**Problem description:** Can you write out the whole listing exactly?

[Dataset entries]
──────────────────────────────
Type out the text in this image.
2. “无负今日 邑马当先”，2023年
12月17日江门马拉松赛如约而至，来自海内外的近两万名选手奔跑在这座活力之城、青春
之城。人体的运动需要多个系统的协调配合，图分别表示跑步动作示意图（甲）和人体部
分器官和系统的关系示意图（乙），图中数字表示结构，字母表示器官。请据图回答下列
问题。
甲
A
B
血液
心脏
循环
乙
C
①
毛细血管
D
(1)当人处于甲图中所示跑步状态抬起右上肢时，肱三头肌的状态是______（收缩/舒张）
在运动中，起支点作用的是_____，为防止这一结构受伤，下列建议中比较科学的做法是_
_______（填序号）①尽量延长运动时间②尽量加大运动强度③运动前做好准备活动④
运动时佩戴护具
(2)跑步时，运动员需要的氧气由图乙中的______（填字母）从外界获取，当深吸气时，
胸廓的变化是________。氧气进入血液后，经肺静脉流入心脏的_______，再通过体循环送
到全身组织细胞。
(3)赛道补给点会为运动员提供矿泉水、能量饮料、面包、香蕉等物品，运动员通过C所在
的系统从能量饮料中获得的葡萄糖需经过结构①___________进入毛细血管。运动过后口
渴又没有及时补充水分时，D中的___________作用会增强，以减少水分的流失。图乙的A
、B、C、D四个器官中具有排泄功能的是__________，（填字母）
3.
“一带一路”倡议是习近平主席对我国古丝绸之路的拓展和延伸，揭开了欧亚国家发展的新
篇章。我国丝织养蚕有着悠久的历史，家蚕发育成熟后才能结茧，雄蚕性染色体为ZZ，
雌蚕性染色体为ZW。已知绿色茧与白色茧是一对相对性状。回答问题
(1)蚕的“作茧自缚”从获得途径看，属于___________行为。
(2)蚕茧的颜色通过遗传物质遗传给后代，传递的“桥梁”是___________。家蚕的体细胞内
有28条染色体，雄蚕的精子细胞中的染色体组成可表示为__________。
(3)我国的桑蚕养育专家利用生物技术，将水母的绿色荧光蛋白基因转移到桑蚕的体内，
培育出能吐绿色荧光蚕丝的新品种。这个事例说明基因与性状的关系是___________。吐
──────────────────────────────
**Solution:**
Type out the text in this image.
2. “无负今日 邑马当先”，2023年
12月17日江门马拉松赛如约而至，来自海内外的近两万名选手奔跑在这座活力之城、青春
之城。人体的运动需要多个系统的协调配合，图分别表示跑步动作示意图（甲）和人体部
分器官和系统的关系示意图（乙），图中数字表示结构，字母表示器官。请据图回答下列
问题。
甲
A
B
血液
心脏
循环
乙
C
①
毛细血管
D
(1)当人处于甲图中所示跑步状态抬起右上肢时，肱三头肌的状态是______（收缩/舒张）
在运动中，起支点作用的是_____，为防止这一结构受伤，下列建议中比较科学的做法是_
_______（填序号）①尽量延长运动时间②尽量加大运动强度③运动前做好准备活动④
运动时佩戴护具
(2)跑步时，运动员需要的氧气由图乙中的______（填字母）从外界获取，当深吸气时，
胸廓的变化是________。氧气进入血液后，经肺静脉流入心脏的_______，再通过体循环送
到全身组织细胞。
(3)赛道补给点会为运动员提供矿泉水、能量饮料、面包、香蕉等物品，运动员通过C所在
的系统从能量饮料中获得的葡萄糖需经过结构①___________进入毛细血管。运动过后口
渴又没有及时补充水分时，D中的___________作用会增强，以减少水分的流失。图乙的A
、B、C、D四个器官中具有排泄功能的是__________，（填字母）
3.
“一带一路”倡议是习近平主席对我国古丝绸之路的拓展和延伸，揭开了欧亚国家发展的新
篇章。我国丝织养蚕有着悠久的历史，家蚕发育成熟后才能结茧，雄蚕性染色体为ZZ，
雌蚕性染色体为ZW。已知绿色茧与白色茧是一对相对性状。回答问题
(1)蚕的“作茧自缚”从获得途径看，属于___________行为。
(2)蚕茧的颜色通过遗传物质遗传给后代，传递的“桥梁”是___________。家蚕的体细胞内
有28条染色体，雄蚕的精子细胞中的染色体组成可表示为__________。
(3)我国的桑蚕养育专家利用生物技术，将水母的绿色荧光蛋白基因转移到桑蚕的体内，
培育出能吐绿色荧光蚕丝的新品种。这个事例说明基因与性状的关系是___________。吐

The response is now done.